--- Start Dataset extract ---

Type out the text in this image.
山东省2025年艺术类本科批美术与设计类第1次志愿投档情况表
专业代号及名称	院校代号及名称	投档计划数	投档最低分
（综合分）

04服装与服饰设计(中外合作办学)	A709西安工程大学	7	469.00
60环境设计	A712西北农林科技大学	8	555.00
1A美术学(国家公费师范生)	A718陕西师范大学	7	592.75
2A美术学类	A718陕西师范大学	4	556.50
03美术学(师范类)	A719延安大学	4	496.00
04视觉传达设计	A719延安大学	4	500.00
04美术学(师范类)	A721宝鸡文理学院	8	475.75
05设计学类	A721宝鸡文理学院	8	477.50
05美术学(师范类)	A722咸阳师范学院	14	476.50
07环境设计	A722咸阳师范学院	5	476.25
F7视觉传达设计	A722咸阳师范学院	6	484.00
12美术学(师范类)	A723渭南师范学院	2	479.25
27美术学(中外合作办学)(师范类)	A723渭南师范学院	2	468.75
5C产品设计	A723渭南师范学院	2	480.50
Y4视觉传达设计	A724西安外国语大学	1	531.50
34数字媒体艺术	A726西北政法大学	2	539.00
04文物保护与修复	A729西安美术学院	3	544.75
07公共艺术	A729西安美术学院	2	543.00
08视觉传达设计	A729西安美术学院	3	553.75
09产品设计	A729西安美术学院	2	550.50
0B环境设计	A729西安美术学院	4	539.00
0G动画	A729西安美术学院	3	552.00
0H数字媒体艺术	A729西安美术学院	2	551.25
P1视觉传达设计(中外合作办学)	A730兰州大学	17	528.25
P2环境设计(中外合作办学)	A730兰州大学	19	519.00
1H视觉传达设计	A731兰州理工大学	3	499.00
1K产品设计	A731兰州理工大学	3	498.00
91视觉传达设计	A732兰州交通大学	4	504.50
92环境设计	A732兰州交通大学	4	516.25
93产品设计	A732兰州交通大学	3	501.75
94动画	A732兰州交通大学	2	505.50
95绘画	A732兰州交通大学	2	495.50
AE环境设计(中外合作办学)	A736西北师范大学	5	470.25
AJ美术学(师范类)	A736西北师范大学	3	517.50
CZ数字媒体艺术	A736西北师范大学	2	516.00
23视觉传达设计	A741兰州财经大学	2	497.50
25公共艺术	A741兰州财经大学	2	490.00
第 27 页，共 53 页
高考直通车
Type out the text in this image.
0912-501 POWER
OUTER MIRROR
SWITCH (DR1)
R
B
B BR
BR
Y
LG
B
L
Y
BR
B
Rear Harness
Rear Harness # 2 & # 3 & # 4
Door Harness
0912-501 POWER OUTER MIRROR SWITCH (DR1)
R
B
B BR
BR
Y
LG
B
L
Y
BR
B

--- End Dataset extract ---

◆ The exercise
Repeat all the entries word for word.

◆ Written reply
Type out the text in this image.
山东省2025年艺术类本科批美术与设计类第1次志愿投档情况表
专业代号及名称	院校代号及名称	投档计划数	投档最低分
（综合分）

04服装与服饰设计(中外合作办学)	A709西安工程大学	7	469.00
60环境设计	A712西北农林科技大学	8	555.00
1A美术学(国家公费师范生)	A718陕西师范大学	7	592.75
2A美术学类	A718陕西师范大学	4	556.50
03美术学(师范类)	A719延安大学	4	496.00
04视觉传达设计	A719延安大学	4	500.00
04美术学(师范类)	A721宝鸡文理学院	8	475.75
05设计学类	A721宝鸡文理学院	8	477.50
05美术学(师范类)	A722咸阳师范学院	14	476.50
07环境设计	A722咸阳师范学院	5	476.25
F7视觉传达设计	A722咸阳师范学院	6	484.00
12美术学(师范类)	A723渭南师范学院	2	479.25
27美术学(中外合作办学)(师范类)	A723渭南师范学院	2	468.75
5C产品设计	A723渭南师范学院	2	480.50
Y4视觉传达设计	A724西安外国语大学	1	531.50
34数字媒体艺术	A726西北政法大学	2	539.00
04文物保护与修复	A729西安美术学院	3	544.75
07公共艺术	A729西安美术学院	2	543.00
08视觉传达设计	A729西安美术学院	3	553.75
09产品设计	A729西安美术学院	2	550.50
0B环境设计	A729西安美术学院	4	539.00
0G动画	A729西安美术学院	3	552.00
0H数字媒体艺术	A729西安美术学院	2	551.25
P1视觉传达设计(中外合作办学)	A730兰州大学	17	528.25
P2环境设计(中外合作办学)	A730兰州大学	19	519.00
1H视觉传达设计	A731兰州理工大学	3	499.00
1K产品设计	A731兰州理工大学	3	498.00
91视觉传达设计	A732兰州交通大学	4	504.50
92环境设计	A732兰州交通大学	4	516.25
93产品设计	A732兰州交通大学	3	501.75
94动画	A732兰州交通大学	2	505.50
95绘画	A732兰州交通大学	2	495.50
AE环境设计(中外合作办学)	A736西北师范大学	5	470.25
AJ美术学(师范类)	A736西北师范大学	3	517.50
CZ数字媒体艺术	A736西北师范大学	2	516.00
23视觉传达设计	A741兰州财经大学	2	497.50
25公共艺术	A741兰州财经大学	2	490.00
第 27 页，共 53 页
高考直通车
Type out the text in this image.
0912-501 POWER
OUTER MIRROR
SWITCH (DR1)
R
B
B BR
BR
Y
LG
B
L
Y
BR
B
Rear Harness
Rear Harness # 2 & # 3 & # 4
Door Harness
0912-501 POWER OUTER MIRROR SWITCH (DR1)
R
B
B BR
BR
Y
LG
B
L
Y
BR
B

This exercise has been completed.